Work through the material below line by line and say how many lines include the word "title". Only the number, please.

- [PROVIDED INFORMATION]
----
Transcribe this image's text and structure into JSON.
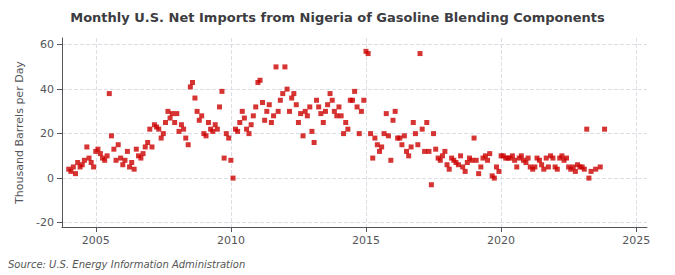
{
  "chart_data": {
    "type": "scatter",
    "title": "Monthly U.S. Net Imports from Nigeria of Gasoline Blending Components",
    "ylabel": "Thousand Barrels per Day",
    "source": "Source: U.S. Energy Information Administration",
    "color": "#cc0000",
    "marker": "square",
    "grid": true,
    "xlim": [
      2003.75,
      2025.4
    ],
    "ylim": [
      -22,
      63
    ],
    "xticks": [
      2005,
      2010,
      2015,
      2020,
      2025
    ],
    "yticks": [
      -20,
      0,
      20,
      40,
      60
    ],
    "x": [
      2004.0,
      2004.08,
      2004.17,
      2004.25,
      2004.33,
      2004.42,
      2004.5,
      2004.58,
      2004.67,
      2004.75,
      2004.83,
      2004.92,
      2005.0,
      2005.08,
      2005.17,
      2005.25,
      2005.33,
      2005.42,
      2005.5,
      2005.58,
      2005.67,
      2005.75,
      2005.83,
      2005.92,
      2006.0,
      2006.08,
      2006.17,
      2006.25,
      2006.33,
      2006.42,
      2006.5,
      2006.58,
      2006.67,
      2006.75,
      2006.83,
      2006.92,
      2007.0,
      2007.08,
      2007.17,
      2007.25,
      2007.33,
      2007.42,
      2007.5,
      2007.58,
      2007.67,
      2007.75,
      2007.83,
      2007.92,
      2008.0,
      2008.08,
      2008.17,
      2008.25,
      2008.33,
      2008.42,
      2008.5,
      2008.58,
      2008.67,
      2008.75,
      2008.83,
      2008.92,
      2009.0,
      2009.08,
      2009.17,
      2009.25,
      2009.33,
      2009.42,
      2009.5,
      2009.58,
      2009.67,
      2009.75,
      2009.83,
      2009.92,
      2010.0,
      2010.08,
      2010.17,
      2010.25,
      2010.33,
      2010.42,
      2010.5,
      2010.58,
      2010.67,
      2010.75,
      2010.83,
      2010.92,
      2011.0,
      2011.08,
      2011.17,
      2011.25,
      2011.33,
      2011.42,
      2011.5,
      2011.58,
      2011.67,
      2011.75,
      2011.83,
      2011.92,
      2012.0,
      2012.08,
      2012.17,
      2012.25,
      2012.33,
      2012.42,
      2012.5,
      2012.58,
      2012.67,
      2012.75,
      2012.83,
      2012.92,
      2013.0,
      2013.08,
      2013.17,
      2013.25,
      2013.33,
      2013.42,
      2013.5,
      2013.58,
      2013.67,
      2013.75,
      2013.83,
      2013.92,
      2014.0,
      2014.08,
      2014.17,
      2014.25,
      2014.33,
      2014.42,
      2014.5,
      2014.58,
      2014.67,
      2014.75,
      2014.83,
      2014.92,
      2015.0,
      2015.08,
      2015.17,
      2015.25,
      2015.33,
      2015.42,
      2015.5,
      2015.58,
      2015.67,
      2015.75,
      2015.83,
      2015.92,
      2016.0,
      2016.08,
      2016.17,
      2016.25,
      2016.33,
      2016.42,
      2016.5,
      2016.58,
      2016.67,
      2016.75,
      2016.83,
      2016.92,
      2017.0,
      2017.08,
      2017.17,
      2017.25,
      2017.33,
      2017.42,
      2017.5,
      2017.58,
      2017.67,
      2017.75,
      2017.83,
      2017.92,
      2018.0,
      2018.08,
      2018.17,
      2018.25,
      2018.33,
      2018.42,
      2018.5,
      2018.58,
      2018.67,
      2018.75,
      2018.83,
      2018.92,
      2019.0,
      2019.08,
      2019.17,
      2019.25,
      2019.33,
      2019.42,
      2019.5,
      2019.58,
      2019.67,
      2019.75,
      2019.83,
      2019.92,
      2020.0,
      2020.08,
      2020.17,
      2020.25,
      2020.33,
      2020.42,
      2020.5,
      2020.58,
      2020.67,
      2020.75,
      2020.83,
      2020.92,
      2021.0,
      2021.08,
      2021.17,
      2021.25,
      2021.33,
      2021.42,
      2021.5,
      2021.58,
      2021.67,
      2021.75,
      2021.83,
      2021.92,
      2022.0,
      2022.08,
      2022.17,
      2022.25,
      2022.33,
      2022.42,
      2022.5,
      2022.58,
      2022.67,
      2022.75,
      2022.83,
      2022.92,
      2023.0,
      2023.08,
      2023.17,
      2023.25,
      2023.33,
      2023.5,
      2023.67,
      2023.83
    ],
    "values": [
      4,
      3,
      5,
      2,
      7,
      5,
      6,
      8,
      14,
      9,
      7,
      5,
      12,
      13,
      11,
      9,
      8,
      10,
      38,
      19,
      13,
      8,
      15,
      9,
      6,
      8,
      12,
      5,
      7,
      4,
      13,
      10,
      9,
      11,
      14,
      16,
      22,
      14,
      24,
      23,
      22,
      18,
      20,
      25,
      30,
      27,
      29,
      25,
      29,
      21,
      24,
      22,
      18,
      15,
      41,
      43,
      36,
      30,
      26,
      28,
      20,
      19,
      25,
      22,
      21,
      24,
      22,
      32,
      39,
      9,
      20,
      18,
      8,
      0,
      22,
      21,
      25,
      30,
      27,
      22,
      20,
      24,
      28,
      32,
      43,
      44,
      34,
      26,
      30,
      33,
      25,
      28,
      50,
      30,
      35,
      38,
      50,
      40,
      30,
      36,
      38,
      33,
      25,
      29,
      19,
      30,
      28,
      32,
      21,
      16,
      35,
      32,
      29,
      25,
      30,
      33,
      38,
      35,
      30,
      28,
      32,
      28,
      20,
      25,
      22,
      35,
      35,
      39,
      32,
      20,
      30,
      35,
      57,
      56,
      20,
      9,
      18,
      15,
      12,
      14,
      20,
      29,
      19,
      8,
      26,
      30,
      18,
      18,
      15,
      19,
      12,
      10,
      14,
      25,
      20,
      15,
      56,
      22,
      12,
      25,
      12,
      -3,
      20,
      13,
      9,
      8,
      10,
      12,
      6,
      4,
      9,
      8,
      7,
      6,
      10,
      5,
      3,
      7,
      9,
      8,
      18,
      8,
      2,
      5,
      9,
      10,
      8,
      11,
      1,
      0,
      5,
      3,
      10,
      10,
      9,
      9,
      9,
      10,
      8,
      5,
      9,
      10,
      8,
      7,
      9,
      5,
      4,
      5,
      9,
      8,
      6,
      4,
      9,
      5,
      10,
      9,
      5,
      4,
      9,
      10,
      8,
      9,
      5,
      4,
      5,
      3,
      6,
      5,
      5,
      4,
      22,
      0,
      3,
      4,
      5,
      22
    ]
  }
}
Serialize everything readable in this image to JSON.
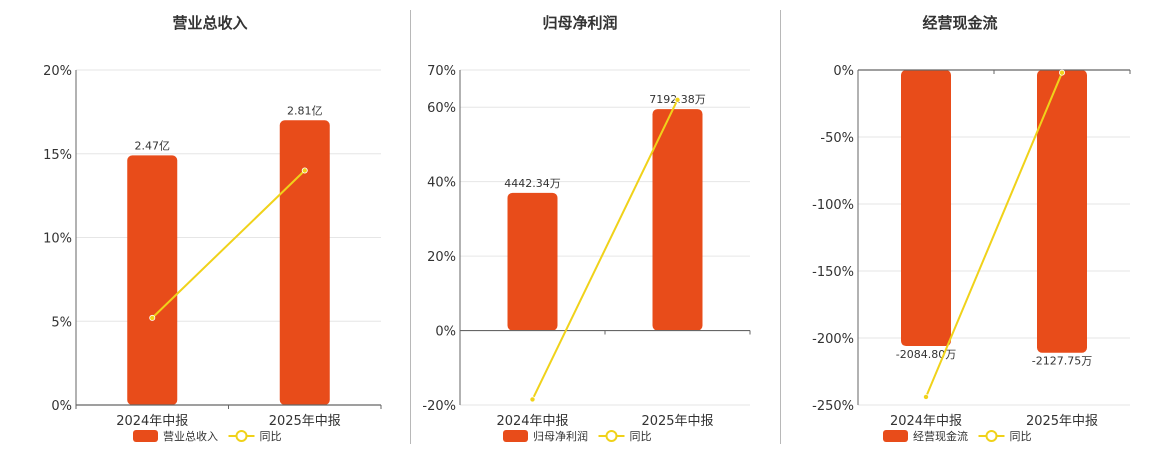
{
  "colors": {
    "bar": "#e84c1a",
    "line": "#f0d21a",
    "grid": "#e6e6e6",
    "axis": "#666666"
  },
  "legend": {
    "line_label": "同比"
  },
  "chart_data": [
    {
      "type": "bar",
      "title": "营业总收入",
      "categories": [
        "2024年中报",
        "2025年中报"
      ],
      "ylim": [
        0,
        20
      ],
      "yticks": [
        0,
        5,
        10,
        15,
        20
      ],
      "ytick_labels": [
        "0%",
        "5%",
        "10%",
        "15%",
        "20%"
      ],
      "series": [
        {
          "name": "营业总收入",
          "kind": "bar",
          "values": [
            14.9,
            17.0
          ],
          "labels": [
            "2.47亿",
            "2.81亿"
          ]
        },
        {
          "name": "同比",
          "kind": "line",
          "values": [
            5.2,
            14.0
          ]
        }
      ],
      "grid": true,
      "legend_position": "bottom"
    },
    {
      "type": "bar",
      "title": "归母净利润",
      "categories": [
        "2024年中报",
        "2025年中报"
      ],
      "ylim": [
        -20,
        70
      ],
      "yticks": [
        -20,
        0,
        20,
        40,
        60,
        70
      ],
      "ytick_labels": [
        "-20%",
        "0%",
        "20%",
        "40%",
        "60%",
        "70%"
      ],
      "series": [
        {
          "name": "归母净利润",
          "kind": "bar",
          "values": [
            37.0,
            59.5
          ],
          "labels": [
            "4442.34万",
            "7192.38万"
          ]
        },
        {
          "name": "同比",
          "kind": "line",
          "values": [
            -18.5,
            62.0
          ]
        }
      ],
      "grid": true,
      "legend_position": "bottom"
    },
    {
      "type": "bar",
      "title": "经营现金流",
      "categories": [
        "2024年中报",
        "2025年中报"
      ],
      "ylim": [
        -250,
        0
      ],
      "yticks": [
        -250,
        -200,
        -150,
        -100,
        -50,
        0
      ],
      "ytick_labels": [
        "-250%",
        "-200%",
        "-150%",
        "-100%",
        "-50%",
        "0%"
      ],
      "series": [
        {
          "name": "经营现金流",
          "kind": "bar",
          "values": [
            -206,
            -211
          ],
          "labels": [
            "-2084.80万",
            "-2127.75万"
          ]
        },
        {
          "name": "同比",
          "kind": "line",
          "values": [
            -244,
            -2
          ]
        }
      ],
      "grid": true,
      "legend_position": "bottom"
    }
  ]
}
----
- [WORKED SOLUTION] 4